Set task.
Copy all the entries word for word, but omit the pictures.

=====

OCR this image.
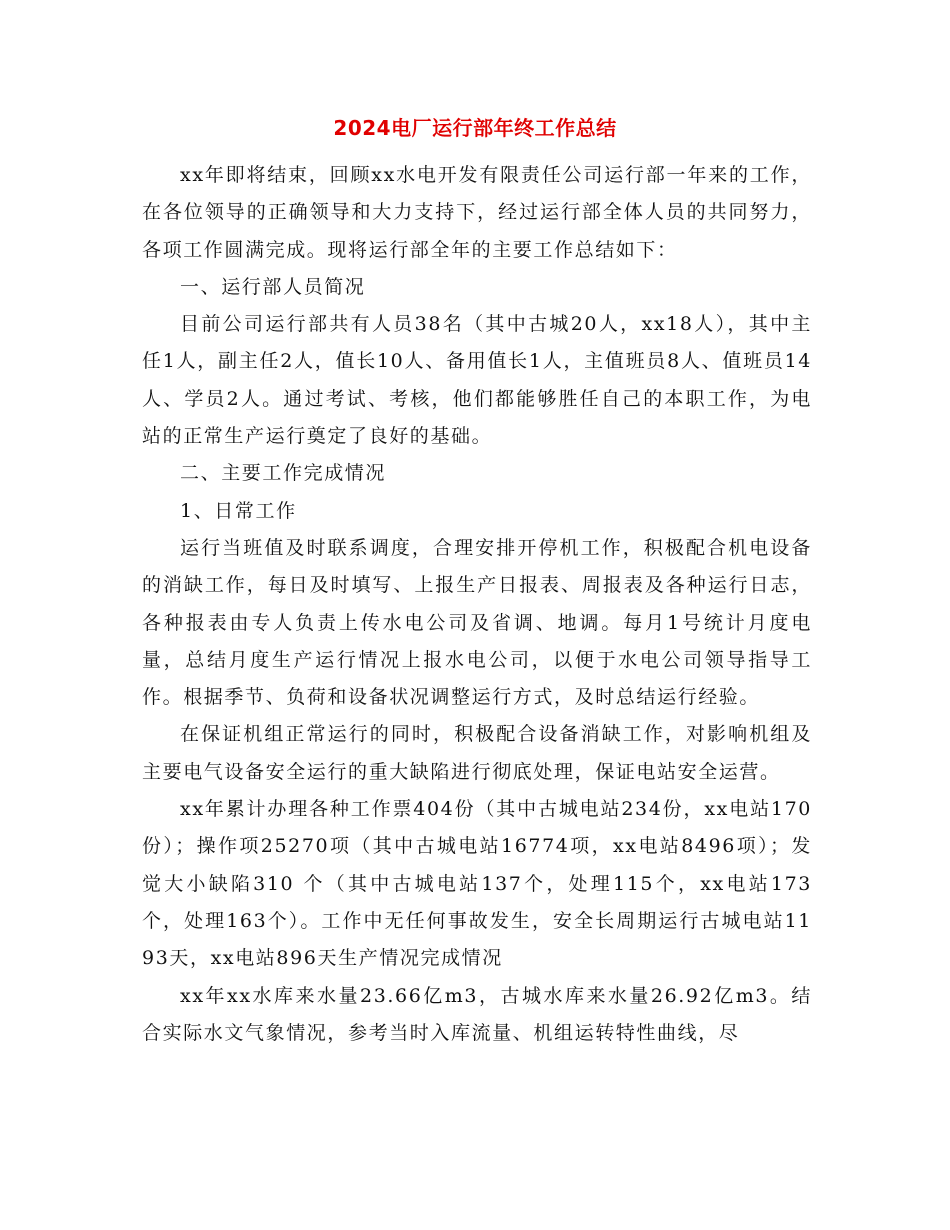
2024电厂运行部年终工作总结

xx年即将结束，回顾xx水电开发有限责任公司运行部一年来的工作，在各位领导的正确领导和大力支持下，经过运行部全体人员的共同努力，各项工作圆满完成。现将运行部全年的主要工作总结如下：

一、运行部人员简况

目前公司运行部共有人员38名（其中古城20人，xx18人），其中主任1人，副主任2人，值长10人、备用值长1人，主值班员8人、值班员14人、学员2人。通过考试、考核，他们都能够胜任自己的本职工作，为电站的正常生产运行奠定了良好的基础。

二、主要工作完成情况

1、日常工作

运行当班值及时联系调度，合理安排开停机工作，积极配合机电设备的消缺工作，每日及时填写、上报生产日报表、周报表及各种运行日志，各种报表由专人负责上传水电公司及省调、地调。每月1号统计月度电量，总结月度生产运行情况上报水电公司，以便于水电公司领导指导工作。根据季节、负荷和设备状况调整运行方式，及时总结运行经验。

在保证机组正常运行的同时，积极配合设备消缺工作，对影响机组及主要电气设备安全运行的重大缺陷进行彻底处理，保证电站安全运营。

xx年累计办理各种工作票404份（其中古城电站234份，xx电站170份）；操作项25270项（其中古城电站16774项，xx电站8496项）；发觉大小缺陷310 个（其中古城电站137个，处理115个，xx电站173个，处理163个）。工作中无任何事故发生，安全长周期运行古城电站1193天，xx电站896天生产情况完成情况

xx年xx水库来水量23.66亿m3，古城水库来水量26.92亿m3。结合实际水文气象情况，参考当时入库流量、机组运转特性曲线，尽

=====

The answer.
OCR this image.
2024电厂运行部年终工作总结

xx年即将结束，回顾xx水电开发有限责任公司运行部一年来的工作，在各位领导的正确领导和大力支持下，经过运行部全体人员的共同努力，各项工作圆满完成。现将运行部全年的主要工作总结如下：

一、运行部人员简况

目前公司运行部共有人员38名（其中古城20人，xx18人），其中主任1人，副主任2人，值长10人、备用值长1人，主值班员8人、值班员14人、学员2人。通过考试、考核，他们都能够胜任自己的本职工作，为电站的正常生产运行奠定了良好的基础。

二、主要工作完成情况

1、日常工作

运行当班值及时联系调度，合理安排开停机工作，积极配合机电设备的消缺工作，每日及时填写、上报生产日报表、周报表及各种运行日志，各种报表由专人负责上传水电公司及省调、地调。每月1号统计月度电量，总结月度生产运行情况上报水电公司，以便于水电公司领导指导工作。根据季节、负荷和设备状况调整运行方式，及时总结运行经验。

在保证机组正常运行的同时，积极配合设备消缺工作，对影响机组及主要电气设备安全运行的重大缺陷进行彻底处理，保证电站安全运营。

xx年累计办理各种工作票404份（其中古城电站234份，xx电站170份）；操作项25270项（其中古城电站16774项，xx电站8496项）；发觉大小缺陷310 个（其中古城电站137个，处理115个，xx电站173个，处理163个）。工作中无任何事故发生，安全长周期运行古城电站1193天，xx电站896天生产情况完成情况

xx年xx水库来水量23.66亿m3，古城水库来水量26.92亿m3。结合实际水文气象情况，参考当时入库流量、机组运转特性曲线，尽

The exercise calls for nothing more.